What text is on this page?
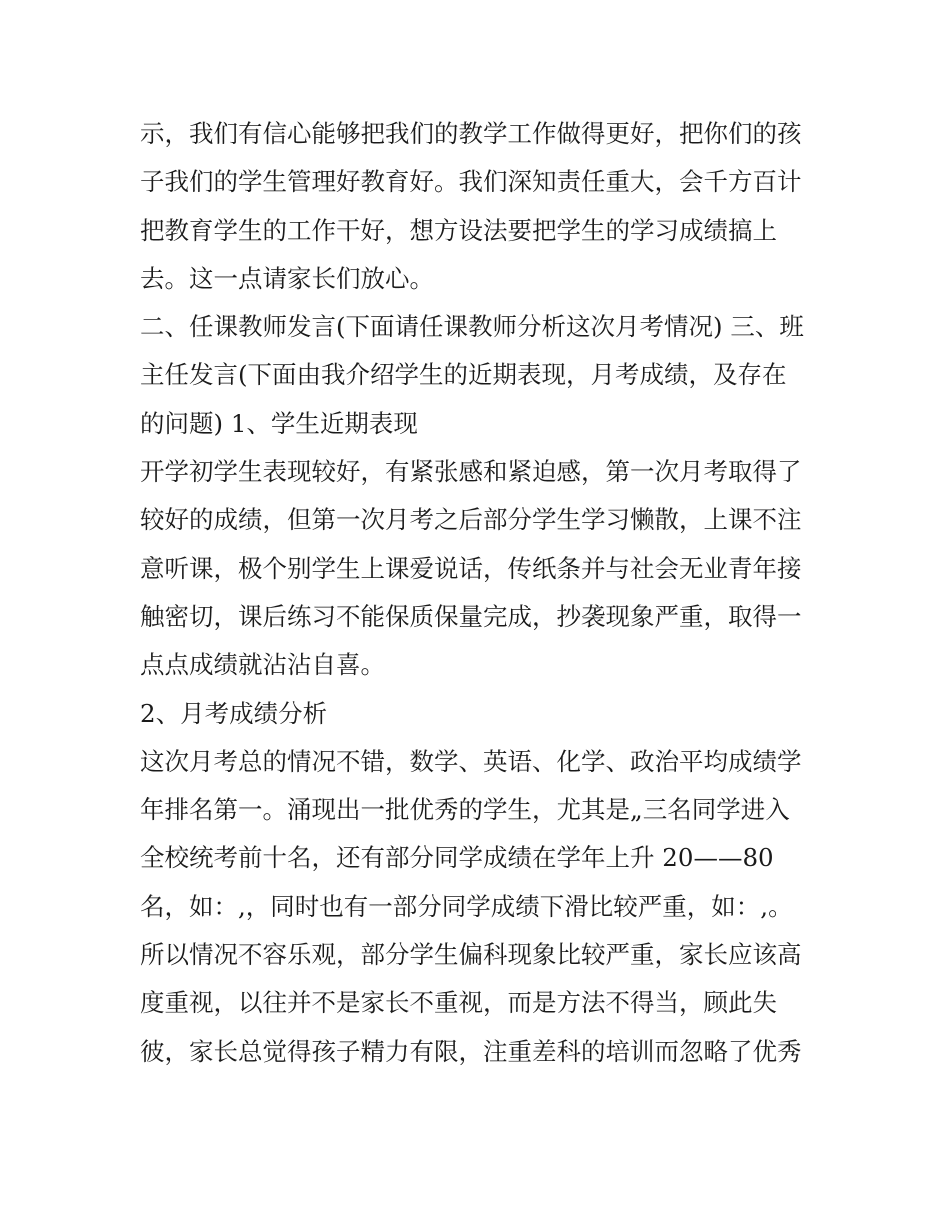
示，我们有信心能够把我们的教学工作做得更好，把你们的孩
子我们的学生管理好教育好。我们深知责任重大，会千方百计
把教育学生的工作干好，想方设法要把学生的学习成绩搞上
去。这一点请家长们放心。
二、任课教师发言(下面请任课教师分析这次月考情况) 三、班
主任发言(下面由我介绍学生的近期表现，月考成绩，及存在
的问题) 1、学生近期表现
开学初学生表现较好，有紧张感和紧迫感，第一次月考取得了
较好的成绩，但第一次月考之后部分学生学习懒散，上课不注
意听课，极个别学生上课爱说话，传纸条并与社会无业青年接
触密切，课后练习不能保质保量完成，抄袭现象严重，取得一
点点成绩就沾沾自喜。
2、月考成绩分析
这次月考总的情况不错，数学、英语、化学、政治平均成绩学
年排名第一。涌现出一批优秀的学生，尤其是„三名同学进入
全校统考前十名，还有部分同学成绩在学年上升 20——80
名，如：,，同时也有一部分同学成绩下滑比较严重，如：,。
所以情况不容乐观，部分学生偏科现象比较严重，家长应该高
度重视，以往并不是家长不重视，而是方法不得当，顾此失
彼，家长总觉得孩子精力有限，注重差科的培训而忽略了优秀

########################################

Work to do
Print the listing above in full, exactly as written. Omit any pictures.

Solution to this exercise
What text is on this page?
示，我们有信心能够把我们的教学工作做得更好，把你们的孩
子我们的学生管理好教育好。我们深知责任重大，会千方百计
把教育学生的工作干好，想方设法要把学生的学习成绩搞上
去。这一点请家长们放心。
二、任课教师发言(下面请任课教师分析这次月考情况) 三、班
主任发言(下面由我介绍学生的近期表现，月考成绩，及存在
的问题) 1、学生近期表现
开学初学生表现较好，有紧张感和紧迫感，第一次月考取得了
较好的成绩，但第一次月考之后部分学生学习懒散，上课不注
意听课，极个别学生上课爱说话，传纸条并与社会无业青年接
触密切，课后练习不能保质保量完成，抄袭现象严重，取得一
点点成绩就沾沾自喜。
2、月考成绩分析
这次月考总的情况不错，数学、英语、化学、政治平均成绩学
年排名第一。涌现出一批优秀的学生，尤其是„三名同学进入
全校统考前十名，还有部分同学成绩在学年上升 20——80
名，如：,，同时也有一部分同学成绩下滑比较严重，如：,。
所以情况不容乐观，部分学生偏科现象比较严重，家长应该高
度重视，以往并不是家长不重视，而是方法不得当，顾此失
彼，家长总觉得孩子精力有限，注重差科的培训而忽略了优秀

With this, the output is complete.